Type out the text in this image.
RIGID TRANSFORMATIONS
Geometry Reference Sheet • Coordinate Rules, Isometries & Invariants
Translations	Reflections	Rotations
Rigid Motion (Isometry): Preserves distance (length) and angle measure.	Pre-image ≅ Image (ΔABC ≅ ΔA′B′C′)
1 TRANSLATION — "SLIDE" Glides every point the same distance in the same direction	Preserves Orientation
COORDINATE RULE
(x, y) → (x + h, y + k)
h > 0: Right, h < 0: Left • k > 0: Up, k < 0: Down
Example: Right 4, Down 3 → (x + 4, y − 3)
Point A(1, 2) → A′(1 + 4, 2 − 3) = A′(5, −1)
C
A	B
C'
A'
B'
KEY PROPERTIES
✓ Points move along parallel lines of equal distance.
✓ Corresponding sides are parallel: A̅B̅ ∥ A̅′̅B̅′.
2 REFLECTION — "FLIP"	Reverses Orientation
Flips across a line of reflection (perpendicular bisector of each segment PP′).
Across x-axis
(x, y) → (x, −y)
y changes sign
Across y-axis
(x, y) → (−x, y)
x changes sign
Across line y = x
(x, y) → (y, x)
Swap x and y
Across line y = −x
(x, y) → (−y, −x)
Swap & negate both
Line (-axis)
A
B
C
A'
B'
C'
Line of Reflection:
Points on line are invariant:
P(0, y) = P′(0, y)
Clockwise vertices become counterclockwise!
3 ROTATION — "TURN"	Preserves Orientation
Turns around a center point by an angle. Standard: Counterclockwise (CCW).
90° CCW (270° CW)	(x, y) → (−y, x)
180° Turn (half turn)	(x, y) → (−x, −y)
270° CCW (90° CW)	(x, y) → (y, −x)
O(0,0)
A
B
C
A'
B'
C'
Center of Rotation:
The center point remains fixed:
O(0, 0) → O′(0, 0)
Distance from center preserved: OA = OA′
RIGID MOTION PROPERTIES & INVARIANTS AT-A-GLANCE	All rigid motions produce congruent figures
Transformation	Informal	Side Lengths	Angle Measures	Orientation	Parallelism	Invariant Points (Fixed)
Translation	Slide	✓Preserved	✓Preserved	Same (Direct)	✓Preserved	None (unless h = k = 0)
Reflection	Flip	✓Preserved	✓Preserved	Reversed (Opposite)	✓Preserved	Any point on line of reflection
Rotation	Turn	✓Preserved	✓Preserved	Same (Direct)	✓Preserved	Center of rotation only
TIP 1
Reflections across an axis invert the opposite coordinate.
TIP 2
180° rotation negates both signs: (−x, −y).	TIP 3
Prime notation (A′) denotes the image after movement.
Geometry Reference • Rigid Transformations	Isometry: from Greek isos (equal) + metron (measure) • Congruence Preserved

--*--

### WRITTEN INSTRUCTION
Using the exact wording, write out all of the records.

### RESULT FOR THIS TASK
Type out the text in this image.
RIGID TRANSFORMATIONS
Geometry Reference Sheet • Coordinate Rules, Isometries & Invariants
Translations	Reflections	Rotations
Rigid Motion (Isometry): Preserves distance (length) and angle measure.	Pre-image ≅ Image (ΔABC ≅ ΔA′B′C′)
1 TRANSLATION — "SLIDE" Glides every point the same distance in the same direction	Preserves Orientation
COORDINATE RULE
(x, y) → (x + h, y + k)
h > 0: Right, h < 0: Left • k > 0: Up, k < 0: Down
Example: Right 4, Down 3 → (x + 4, y − 3)
Point A(1, 2) → A′(1 + 4, 2 − 3) = A′(5, −1)
C
A	B
C'
A'
B'
KEY PROPERTIES
✓ Points move along parallel lines of equal distance.
✓ Corresponding sides are parallel: A̅B̅ ∥ A̅′̅B̅′.
2 REFLECTION — "FLIP"	Reverses Orientation
Flips across a line of reflection (perpendicular bisector of each segment PP′).
Across x-axis
(x, y) → (x, −y)
y changes sign
Across y-axis
(x, y) → (−x, y)
x changes sign
Across line y = x
(x, y) → (y, x)
Swap x and y
Across line y = −x
(x, y) → (−y, −x)
Swap & negate both
Line (-axis)
A
B
C
A'
B'
C'
Line of Reflection:
Points on line are invariant:
P(0, y) = P′(0, y)
Clockwise vertices become counterclockwise!
3 ROTATION — "TURN"	Preserves Orientation
Turns around a center point by an angle. Standard: Counterclockwise (CCW).
90° CCW (270° CW)	(x, y) → (−y, x)
180° Turn (half turn)	(x, y) → (−x, −y)
270° CCW (90° CW)	(x, y) → (y, −x)
O(0,0)
A
B
C
A'
B'
C'
Center of Rotation:
The center point remains fixed:
O(0, 0) → O′(0, 0)
Distance from center preserved: OA = OA′
RIGID MOTION PROPERTIES & INVARIANTS AT-A-GLANCE	All rigid motions produce congruent figures
Transformation	Informal	Side Lengths	Angle Measures	Orientation	Parallelism	Invariant Points (Fixed)
Translation	Slide	✓Preserved	✓Preserved	Same (Direct)	✓Preserved	None (unless h = k = 0)
Reflection	Flip	✓Preserved	✓Preserved	Reversed (Opposite)	✓Preserved	Any point on line of reflection
Rotation	Turn	✓Preserved	✓Preserved	Same (Direct)	✓Preserved	Center of rotation only
TIP 1
Reflections across an axis invert the opposite coordinate.
TIP 2
180° rotation negates both signs: (−x, −y).	TIP 3
Prime notation (A′) denotes the image after movement.
Geometry Reference • Rigid Transformations	Isometry: from Greek isos (equal) + metron (measure) • Congruence Preserved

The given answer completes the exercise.